■ **Stated task**:
Please copy the rows below word for word, from the first one through the line containing "sidebar: mathemastery. Home", with both of those lines included.

■ **Raw records**:
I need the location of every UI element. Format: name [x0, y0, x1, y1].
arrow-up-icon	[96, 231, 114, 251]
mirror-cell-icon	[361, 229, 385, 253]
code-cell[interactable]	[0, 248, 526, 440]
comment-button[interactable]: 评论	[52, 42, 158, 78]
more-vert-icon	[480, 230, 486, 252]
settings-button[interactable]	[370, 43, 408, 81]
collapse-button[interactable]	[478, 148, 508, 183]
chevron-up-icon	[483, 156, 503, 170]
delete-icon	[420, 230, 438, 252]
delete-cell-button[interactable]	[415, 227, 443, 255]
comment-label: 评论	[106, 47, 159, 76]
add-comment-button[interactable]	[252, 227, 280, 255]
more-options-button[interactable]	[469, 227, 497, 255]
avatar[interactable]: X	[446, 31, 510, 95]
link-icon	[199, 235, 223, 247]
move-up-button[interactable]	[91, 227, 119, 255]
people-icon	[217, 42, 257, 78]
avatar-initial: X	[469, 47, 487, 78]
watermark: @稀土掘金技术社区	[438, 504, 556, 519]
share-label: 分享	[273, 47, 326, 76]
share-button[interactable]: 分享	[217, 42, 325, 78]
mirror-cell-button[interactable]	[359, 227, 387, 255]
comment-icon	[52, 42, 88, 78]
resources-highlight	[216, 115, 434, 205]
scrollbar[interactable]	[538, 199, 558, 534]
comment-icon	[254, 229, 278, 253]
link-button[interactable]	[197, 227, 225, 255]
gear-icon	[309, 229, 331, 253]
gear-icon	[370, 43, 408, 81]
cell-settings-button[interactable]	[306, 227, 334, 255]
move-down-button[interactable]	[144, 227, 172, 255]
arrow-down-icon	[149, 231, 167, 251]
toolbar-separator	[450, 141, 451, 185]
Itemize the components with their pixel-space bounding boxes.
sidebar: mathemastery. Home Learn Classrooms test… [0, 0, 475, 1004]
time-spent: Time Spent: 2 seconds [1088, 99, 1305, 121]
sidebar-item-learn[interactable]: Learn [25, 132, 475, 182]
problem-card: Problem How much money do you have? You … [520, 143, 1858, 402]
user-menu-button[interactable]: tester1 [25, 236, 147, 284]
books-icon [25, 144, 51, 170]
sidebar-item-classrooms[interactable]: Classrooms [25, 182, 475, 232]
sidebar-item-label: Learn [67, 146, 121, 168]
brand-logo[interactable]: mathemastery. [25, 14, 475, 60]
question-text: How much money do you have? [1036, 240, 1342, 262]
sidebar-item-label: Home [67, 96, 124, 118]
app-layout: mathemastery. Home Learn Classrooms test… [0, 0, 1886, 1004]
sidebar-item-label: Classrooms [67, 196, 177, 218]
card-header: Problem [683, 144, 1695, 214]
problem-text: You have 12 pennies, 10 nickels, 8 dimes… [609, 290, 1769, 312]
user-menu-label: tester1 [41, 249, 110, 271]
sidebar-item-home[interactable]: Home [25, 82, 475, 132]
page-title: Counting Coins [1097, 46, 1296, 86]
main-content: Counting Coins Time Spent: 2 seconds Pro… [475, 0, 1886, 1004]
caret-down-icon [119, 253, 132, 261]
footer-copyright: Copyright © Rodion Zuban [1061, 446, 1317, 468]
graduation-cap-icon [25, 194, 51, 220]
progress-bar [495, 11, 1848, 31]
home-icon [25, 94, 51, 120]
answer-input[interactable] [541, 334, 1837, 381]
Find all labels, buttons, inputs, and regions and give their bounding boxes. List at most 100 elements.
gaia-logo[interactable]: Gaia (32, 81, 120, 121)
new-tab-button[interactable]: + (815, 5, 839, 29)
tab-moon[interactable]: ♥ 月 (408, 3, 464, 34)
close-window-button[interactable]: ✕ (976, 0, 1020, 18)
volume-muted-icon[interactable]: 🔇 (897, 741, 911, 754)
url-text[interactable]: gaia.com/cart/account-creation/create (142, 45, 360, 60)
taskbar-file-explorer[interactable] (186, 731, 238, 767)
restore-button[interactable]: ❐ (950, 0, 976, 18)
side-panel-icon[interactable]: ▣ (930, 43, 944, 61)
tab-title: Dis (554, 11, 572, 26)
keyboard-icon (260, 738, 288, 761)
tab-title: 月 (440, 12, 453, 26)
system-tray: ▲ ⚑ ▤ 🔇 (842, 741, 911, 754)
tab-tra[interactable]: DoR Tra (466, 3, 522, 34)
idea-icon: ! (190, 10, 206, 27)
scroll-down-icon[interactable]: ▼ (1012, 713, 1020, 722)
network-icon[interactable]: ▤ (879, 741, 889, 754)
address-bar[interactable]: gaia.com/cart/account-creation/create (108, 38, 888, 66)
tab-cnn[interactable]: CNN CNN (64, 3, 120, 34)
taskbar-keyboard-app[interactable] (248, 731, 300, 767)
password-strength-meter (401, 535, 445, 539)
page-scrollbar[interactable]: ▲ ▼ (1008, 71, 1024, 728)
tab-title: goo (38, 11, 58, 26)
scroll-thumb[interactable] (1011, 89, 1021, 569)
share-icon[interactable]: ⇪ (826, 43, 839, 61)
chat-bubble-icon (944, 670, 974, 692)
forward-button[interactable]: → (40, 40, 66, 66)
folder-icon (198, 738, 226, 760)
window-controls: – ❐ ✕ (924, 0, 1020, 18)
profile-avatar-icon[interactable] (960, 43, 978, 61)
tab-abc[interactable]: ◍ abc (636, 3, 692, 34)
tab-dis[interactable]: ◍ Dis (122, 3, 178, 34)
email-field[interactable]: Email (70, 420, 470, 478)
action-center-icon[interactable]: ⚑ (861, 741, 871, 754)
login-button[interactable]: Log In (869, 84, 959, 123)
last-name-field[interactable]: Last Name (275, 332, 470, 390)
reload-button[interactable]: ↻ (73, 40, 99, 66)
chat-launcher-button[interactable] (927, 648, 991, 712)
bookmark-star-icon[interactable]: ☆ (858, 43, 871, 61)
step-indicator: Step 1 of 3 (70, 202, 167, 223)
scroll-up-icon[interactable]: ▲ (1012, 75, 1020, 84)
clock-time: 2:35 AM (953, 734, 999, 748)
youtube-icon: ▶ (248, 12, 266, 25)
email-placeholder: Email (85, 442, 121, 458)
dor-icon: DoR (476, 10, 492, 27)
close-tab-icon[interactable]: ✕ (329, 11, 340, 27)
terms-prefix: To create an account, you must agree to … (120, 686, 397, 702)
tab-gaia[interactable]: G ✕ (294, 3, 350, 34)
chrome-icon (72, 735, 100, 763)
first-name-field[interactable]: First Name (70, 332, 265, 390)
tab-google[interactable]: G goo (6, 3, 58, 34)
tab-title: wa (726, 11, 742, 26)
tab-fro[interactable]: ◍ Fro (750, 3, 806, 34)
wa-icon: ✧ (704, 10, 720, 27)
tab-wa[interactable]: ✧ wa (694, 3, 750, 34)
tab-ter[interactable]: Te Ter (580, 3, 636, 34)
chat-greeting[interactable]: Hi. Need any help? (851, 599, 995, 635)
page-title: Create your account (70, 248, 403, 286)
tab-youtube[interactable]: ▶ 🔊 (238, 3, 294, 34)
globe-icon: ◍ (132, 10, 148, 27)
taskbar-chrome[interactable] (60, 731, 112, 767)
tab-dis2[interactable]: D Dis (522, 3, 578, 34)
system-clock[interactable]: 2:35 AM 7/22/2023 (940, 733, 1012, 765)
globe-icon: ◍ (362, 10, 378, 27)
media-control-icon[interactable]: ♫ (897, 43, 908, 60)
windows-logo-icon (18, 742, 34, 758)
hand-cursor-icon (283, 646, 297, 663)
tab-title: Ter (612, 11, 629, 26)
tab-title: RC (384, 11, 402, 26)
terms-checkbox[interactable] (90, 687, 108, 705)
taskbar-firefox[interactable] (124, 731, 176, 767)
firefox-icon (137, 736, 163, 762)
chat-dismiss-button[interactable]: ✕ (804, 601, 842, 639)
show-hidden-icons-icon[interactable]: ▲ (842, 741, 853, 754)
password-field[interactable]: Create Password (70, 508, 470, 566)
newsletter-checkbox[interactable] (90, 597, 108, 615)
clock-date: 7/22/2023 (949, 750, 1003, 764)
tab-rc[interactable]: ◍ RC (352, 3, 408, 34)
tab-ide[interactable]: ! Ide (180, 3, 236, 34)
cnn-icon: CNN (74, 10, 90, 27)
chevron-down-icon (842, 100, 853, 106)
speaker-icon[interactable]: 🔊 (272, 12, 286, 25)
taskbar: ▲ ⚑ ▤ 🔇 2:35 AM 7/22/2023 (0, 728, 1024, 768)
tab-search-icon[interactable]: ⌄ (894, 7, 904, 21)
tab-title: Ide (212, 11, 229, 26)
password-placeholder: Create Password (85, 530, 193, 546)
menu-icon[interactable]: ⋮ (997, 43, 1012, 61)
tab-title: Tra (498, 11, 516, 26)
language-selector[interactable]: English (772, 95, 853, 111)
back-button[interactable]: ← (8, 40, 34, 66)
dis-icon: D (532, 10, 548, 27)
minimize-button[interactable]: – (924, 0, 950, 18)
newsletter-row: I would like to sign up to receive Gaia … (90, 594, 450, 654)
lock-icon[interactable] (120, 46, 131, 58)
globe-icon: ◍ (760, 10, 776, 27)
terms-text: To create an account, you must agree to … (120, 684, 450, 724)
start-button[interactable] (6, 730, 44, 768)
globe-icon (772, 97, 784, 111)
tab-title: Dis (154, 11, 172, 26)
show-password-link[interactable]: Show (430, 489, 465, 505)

■ **Response to the exercise**:
I need the location of every UI element. Format: name [x0, y0, x1, y1].
arrow-up-icon	[96, 231, 114, 251]
mirror-cell-icon	[361, 229, 385, 253]
code-cell[interactable]	[0, 248, 526, 440]
comment-button[interactable]: 评论	[52, 42, 158, 78]
more-vert-icon	[480, 230, 486, 252]
settings-button[interactable]	[370, 43, 408, 81]
collapse-button[interactable]	[478, 148, 508, 183]
chevron-up-icon	[483, 156, 503, 170]
delete-icon	[420, 230, 438, 252]
delete-cell-button[interactable]	[415, 227, 443, 255]
comment-label: 评论	[106, 47, 159, 76]
add-comment-button[interactable]	[252, 227, 280, 255]
more-options-button[interactable]	[469, 227, 497, 255]
avatar[interactable]: X	[446, 31, 510, 95]
link-icon	[199, 235, 223, 247]
move-up-button[interactable]	[91, 227, 119, 255]
people-icon	[217, 42, 257, 78]
avatar-initial: X	[469, 47, 487, 78]
watermark: @稀土掘金技术社区	[438, 504, 556, 519]
share-label: 分享	[273, 47, 326, 76]
share-button[interactable]: 分享	[217, 42, 325, 78]
mirror-cell-button[interactable]	[359, 227, 387, 255]
comment-icon	[52, 42, 88, 78]
resources-highlight	[216, 115, 434, 205]
scrollbar[interactable]	[538, 199, 558, 534]
comment-icon	[254, 229, 278, 253]
link-button[interactable]	[197, 227, 225, 255]
gear-icon	[309, 229, 331, 253]
gear-icon	[370, 43, 408, 81]
cell-settings-button[interactable]	[306, 227, 334, 255]
move-down-button[interactable]	[144, 227, 172, 255]
arrow-down-icon	[149, 231, 167, 251]
toolbar-separator	[450, 141, 451, 185]
Itemize the components with their pixel-space bounding boxes.
sidebar: mathemastery. Home Learn Classrooms test… [0, 0, 475, 1004]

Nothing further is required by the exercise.